(Data supplied)
◇ ◇ ◇ ◇

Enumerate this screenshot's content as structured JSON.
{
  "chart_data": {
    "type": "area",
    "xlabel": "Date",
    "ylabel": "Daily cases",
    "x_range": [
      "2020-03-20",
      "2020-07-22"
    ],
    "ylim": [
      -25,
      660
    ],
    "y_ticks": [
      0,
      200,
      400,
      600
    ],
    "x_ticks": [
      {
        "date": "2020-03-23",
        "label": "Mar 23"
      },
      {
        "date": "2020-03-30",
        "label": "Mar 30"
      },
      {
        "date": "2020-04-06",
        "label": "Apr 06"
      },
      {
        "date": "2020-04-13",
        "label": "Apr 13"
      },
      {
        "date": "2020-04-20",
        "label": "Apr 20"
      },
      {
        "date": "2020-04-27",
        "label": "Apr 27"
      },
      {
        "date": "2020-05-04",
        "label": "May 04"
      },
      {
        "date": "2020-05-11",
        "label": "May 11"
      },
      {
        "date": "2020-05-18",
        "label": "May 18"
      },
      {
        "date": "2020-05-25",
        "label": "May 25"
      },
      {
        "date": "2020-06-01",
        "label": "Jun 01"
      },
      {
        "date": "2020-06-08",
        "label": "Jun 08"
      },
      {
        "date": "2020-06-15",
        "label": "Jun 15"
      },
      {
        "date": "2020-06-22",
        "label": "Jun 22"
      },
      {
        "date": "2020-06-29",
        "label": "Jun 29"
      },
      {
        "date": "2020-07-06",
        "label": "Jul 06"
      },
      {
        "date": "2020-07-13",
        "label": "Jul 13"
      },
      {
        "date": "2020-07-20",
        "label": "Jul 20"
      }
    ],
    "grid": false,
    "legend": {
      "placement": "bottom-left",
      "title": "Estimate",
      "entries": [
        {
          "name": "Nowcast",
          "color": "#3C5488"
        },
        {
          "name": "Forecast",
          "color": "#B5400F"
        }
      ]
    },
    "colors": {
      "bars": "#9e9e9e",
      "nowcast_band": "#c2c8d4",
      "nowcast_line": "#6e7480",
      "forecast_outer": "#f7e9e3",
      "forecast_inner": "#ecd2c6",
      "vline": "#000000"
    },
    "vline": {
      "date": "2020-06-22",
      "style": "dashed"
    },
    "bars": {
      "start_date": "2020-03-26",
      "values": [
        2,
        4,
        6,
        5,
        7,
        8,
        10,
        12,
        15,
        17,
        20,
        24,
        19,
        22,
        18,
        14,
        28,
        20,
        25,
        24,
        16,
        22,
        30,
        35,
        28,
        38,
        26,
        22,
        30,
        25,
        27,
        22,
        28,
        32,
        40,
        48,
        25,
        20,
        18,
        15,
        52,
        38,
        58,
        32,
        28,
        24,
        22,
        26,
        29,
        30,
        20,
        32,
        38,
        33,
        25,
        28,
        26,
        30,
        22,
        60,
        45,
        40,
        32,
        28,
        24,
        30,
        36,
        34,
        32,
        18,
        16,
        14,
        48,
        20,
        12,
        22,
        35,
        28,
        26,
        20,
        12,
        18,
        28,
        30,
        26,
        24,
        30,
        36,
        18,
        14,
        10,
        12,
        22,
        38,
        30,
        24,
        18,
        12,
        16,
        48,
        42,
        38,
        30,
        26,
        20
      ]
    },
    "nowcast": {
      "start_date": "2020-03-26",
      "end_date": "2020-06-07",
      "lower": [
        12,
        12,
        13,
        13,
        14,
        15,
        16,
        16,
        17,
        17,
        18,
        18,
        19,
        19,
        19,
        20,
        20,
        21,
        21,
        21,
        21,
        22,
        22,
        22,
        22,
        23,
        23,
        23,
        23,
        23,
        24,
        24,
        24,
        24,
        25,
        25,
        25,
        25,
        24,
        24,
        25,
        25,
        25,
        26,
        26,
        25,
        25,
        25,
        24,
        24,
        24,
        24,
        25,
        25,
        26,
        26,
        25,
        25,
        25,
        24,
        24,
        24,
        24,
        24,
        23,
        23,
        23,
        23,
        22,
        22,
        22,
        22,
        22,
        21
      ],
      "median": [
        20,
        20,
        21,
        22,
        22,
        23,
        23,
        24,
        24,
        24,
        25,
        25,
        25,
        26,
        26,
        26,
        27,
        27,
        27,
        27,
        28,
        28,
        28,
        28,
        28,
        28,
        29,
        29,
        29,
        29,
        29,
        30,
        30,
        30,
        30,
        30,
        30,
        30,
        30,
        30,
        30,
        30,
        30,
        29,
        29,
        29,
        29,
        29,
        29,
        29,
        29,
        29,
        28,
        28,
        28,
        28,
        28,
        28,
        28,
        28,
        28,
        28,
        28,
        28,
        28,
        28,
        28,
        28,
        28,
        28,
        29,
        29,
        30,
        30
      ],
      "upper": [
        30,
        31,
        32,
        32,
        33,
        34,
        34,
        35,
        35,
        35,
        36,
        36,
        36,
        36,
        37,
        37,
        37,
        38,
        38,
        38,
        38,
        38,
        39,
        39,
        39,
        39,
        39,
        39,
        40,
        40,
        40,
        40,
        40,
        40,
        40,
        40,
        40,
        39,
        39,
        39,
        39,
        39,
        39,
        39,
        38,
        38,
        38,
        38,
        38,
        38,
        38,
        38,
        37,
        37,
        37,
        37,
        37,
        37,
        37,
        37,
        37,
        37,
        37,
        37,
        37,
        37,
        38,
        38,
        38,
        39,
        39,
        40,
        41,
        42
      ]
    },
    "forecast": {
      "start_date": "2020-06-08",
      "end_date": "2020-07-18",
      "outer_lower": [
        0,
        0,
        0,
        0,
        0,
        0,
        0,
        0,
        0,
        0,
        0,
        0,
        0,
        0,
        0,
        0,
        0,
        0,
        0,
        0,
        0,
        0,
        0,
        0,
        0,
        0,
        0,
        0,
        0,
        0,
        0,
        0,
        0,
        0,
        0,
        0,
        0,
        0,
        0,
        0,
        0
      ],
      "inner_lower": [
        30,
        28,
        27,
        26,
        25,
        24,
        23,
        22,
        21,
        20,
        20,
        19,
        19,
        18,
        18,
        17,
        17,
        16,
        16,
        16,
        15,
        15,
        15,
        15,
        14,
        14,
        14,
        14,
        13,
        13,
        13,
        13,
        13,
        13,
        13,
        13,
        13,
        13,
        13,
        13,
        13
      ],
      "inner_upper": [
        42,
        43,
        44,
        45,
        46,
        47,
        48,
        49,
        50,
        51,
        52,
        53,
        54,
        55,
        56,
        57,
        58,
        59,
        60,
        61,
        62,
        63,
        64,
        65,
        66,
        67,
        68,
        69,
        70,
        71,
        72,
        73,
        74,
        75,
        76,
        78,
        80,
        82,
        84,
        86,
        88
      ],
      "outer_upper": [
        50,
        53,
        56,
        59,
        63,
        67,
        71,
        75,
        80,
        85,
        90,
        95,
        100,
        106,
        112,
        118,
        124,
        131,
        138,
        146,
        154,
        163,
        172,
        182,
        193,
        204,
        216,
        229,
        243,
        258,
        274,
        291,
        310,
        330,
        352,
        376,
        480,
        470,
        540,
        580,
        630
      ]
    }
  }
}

◇ ◇ ◇ ◇

(Written instruction) All of the lines above need to be given again exactly.

(Response)
Enumerate this screenshot's content as structured JSON.
{
  "chart_data": {
    "type": "area",
    "xlabel": "Date",
    "ylabel": "Daily cases",
    "x_range": [
      "2020-03-20",
      "2020-07-22"
    ],
    "ylim": [
      -25,
      660
    ],
    "y_ticks": [
      0,
      200,
      400,
      600
    ],
    "x_ticks": [
      {
        "date": "2020-03-23",
        "label": "Mar 23"
      },
      {
        "date": "2020-03-30",
        "label": "Mar 30"
      },
      {
        "date": "2020-04-06",
        "label": "Apr 06"
      },
      {
        "date": "2020-04-13",
        "label": "Apr 13"
      },
      {
        "date": "2020-04-20",
        "label": "Apr 20"
      },
      {
        "date": "2020-04-27",
        "label": "Apr 27"
      },
      {
        "date": "2020-05-04",
        "label": "May 04"
      },
      {
        "date": "2020-05-11",
        "label": "May 11"
      },
      {
        "date": "2020-05-18",
        "label": "May 18"
      },
      {
        "date": "2020-05-25",
        "label": "May 25"
      },
      {
        "date": "2020-06-01",
        "label": "Jun 01"
      },
      {
        "date": "2020-06-08",
        "label": "Jun 08"
      },
      {
        "date": "2020-06-15",
        "label": "Jun 15"
      },
      {
        "date": "2020-06-22",
        "label": "Jun 22"
      },
      {
        "date": "2020-06-29",
        "label": "Jun 29"
      },
      {
        "date": "2020-07-06",
        "label": "Jul 06"
      },
      {
        "date": "2020-07-13",
        "label": "Jul 13"
      },
      {
        "date": "2020-07-20",
        "label": "Jul 20"
      }
    ],
    "grid": false,
    "legend": {
      "placement": "bottom-left",
      "title": "Estimate",
      "entries": [
        {
          "name": "Nowcast",
          "color": "#3C5488"
        },
        {
          "name": "Forecast",
          "color": "#B5400F"
        }
      ]
    },
    "colors": {
      "bars": "#9e9e9e",
      "nowcast_band": "#c2c8d4",
      "nowcast_line": "#6e7480",
      "forecast_outer": "#f7e9e3",
      "forecast_inner": "#ecd2c6",
      "vline": "#000000"
    },
    "vline": {
      "date": "2020-06-22",
      "style": "dashed"
    },
    "bars": {
      "start_date": "2020-03-26",
      "values": [
        2,
        4,
        6,
        5,
        7,
        8,
        10,
        12,
        15,
        17,
        20,
        24,
        19,
        22,
        18,
        14,
        28,
        20,
        25,
        24,
        16,
        22,
        30,
        35,
        28,
        38,
        26,
        22,
        30,
        25,
        27,
        22,
        28,
        32,
        40,
        48,
        25,
        20,
        18,
        15,
        52,
        38,
        58,
        32,
        28,
        24,
        22,
        26,
        29,
        30,
        20,
        32,
        38,
        33,
        25,
        28,
        26,
        30,
        22,
        60,
        45,
        40,
        32,
        28,
        24,
        30,
        36,
        34,
        32,
        18,
        16,
        14,
        48,
        20,
        12,
        22,
        35,
        28,
        26,
        20,
        12,
        18,
        28,
        30,
        26,
        24,
        30,
        36,
        18,
        14,
        10,
        12,
        22,
        38,
        30,
        24,
        18,
        12,
        16,
        48,
        42,
        38,
        30,
        26,
        20
      ]
    },
    "nowcast": {
      "start_date": "2020-03-26",
      "end_date": "2020-06-07",
      "lower": [
        12,
        12,
        13,
        13,
        14,
        15,
        16,
        16,
        17,
        17,
        18,
        18,
        19,
        19,
        19,
        20,
        20,
        21,
        21,
        21,
        21,
        22,
        22,
        22,
        22,
        23,
        23,
        23,
        23,
        23,
        24,
        24,
        24,
        24,
        25,
        25,
        25,
        25,
        24,
        24,
        25,
        25,
        25,
        26,
        26,
        25,
        25,
        25,
        24,
        24,
        24,
        24,
        25,
        25,
        26,
        26,
        25,
        25,
        25,
        24,
        24,
        24,
        24,
        24,
        23,
        23,
        23,
        23,
        22,
        22,
        22,
        22,
        22,
        21
      ],
      "median": [
        20,
        20,
        21,
        22,
        22,
        23,
        23,
        24,
        24,
        24,
        25,
        25,
        25,
        26,
        26,
        26,
        27,
        27,
        27,
        27,
        28,
        28,
        28,
        28,
        28,
        28,
        29,
        29,
        29,
        29,
        29,
        30,
        30,
        30,
        30,
        30,
        30,
        30,
        30,
        30,
        30,
        30,
        30,
        29,
        29,
        29,
        29,
        29,
        29,
        29,
        29,
        29,
        28,
        28,
        28,
        28,
        28,
        28,
        28,
        28,
        28,
        28,
        28,
        28,
        28,
        28,
        28,
        28,
        28,
        28,
        29,
        29,
        30,
        30
      ],
      "upper": [
        30,
        31,
        32,
        32,
        33,
        34,
        34,
        35,
        35,
        35,
        36,
        36,
        36,
        36,
        37,
        37,
        37,
        38,
        38,
        38,
        38,
        38,
        39,
        39,
        39,
        39,
        39,
        39,
        40,
        40,
        40,
        40,
        40,
        40,
        40,
        40,
        40,
        39,
        39,
        39,
        39,
        39,
        39,
        39,
        38,
        38,
        38,
        38,
        38,
        38,
        38,
        38,
        37,
        37,
        37,
        37,
        37,
        37,
        37,
        37,
        37,
        37,
        37,
        37,
        37,
        37,
        38,
        38,
        38,
        39,
        39,
        40,
        41,
        42
      ]
    },
    "forecast": {
      "start_date": "2020-06-08",
      "end_date": "2020-07-18",
      "outer_lower": [
        0,
        0,
        0,
        0,
        0,
        0,
        0,
        0,
        0,
        0,
        0,
        0,
        0,
        0,
        0,
        0,
        0,
        0,
        0,
        0,
        0,
        0,
        0,
        0,
        0,
        0,
        0,
        0,
        0,
        0,
        0,
        0,
        0,
        0,
        0,
        0,
        0,
        0,
        0,
        0,
        0
      ],
      "inner_lower": [
        30,
        28,
        27,
        26,
        25,
        24,
        23,
        22,
        21,
        20,
        20,
        19,
        19,
        18,
        18,
        17,
        17,
        16,
        16,
        16,
        15,
        15,
        15,
        15,
        14,
        14,
        14,
        14,
        13,
        13,
        13,
        13,
        13,
        13,
        13,
        13,
        13,
        13,
        13,
        13,
        13
      ],
      "inner_upper": [
        42,
        43,
        44,
        45,
        46,
        47,
        48,
        49,
        50,
        51,
        52,
        53,
        54,
        55,
        56,
        57,
        58,
        59,
        60,
        61,
        62,
        63,
        64,
        65,
        66,
        67,
        68,
        69,
        70,
        71,
        72,
        73,
        74,
        75,
        76,
        78,
        80,
        82,
        84,
        86,
        88
      ],
      "outer_upper": [
        50,
        53,
        56,
        59,
        63,
        67,
        71,
        75,
        80,
        85,
        90,
        95,
        100,
        106,
        112,
        118,
        124,
        131,
        138,
        146,
        154,
        163,
        172,
        182,
        193,
        204,
        216,
        229,
        243,
        258,
        274,
        291,
        310,
        330,
        352,
        376,
        480,
        470,
        540,
        580,
        630
      ]
    }
  }
}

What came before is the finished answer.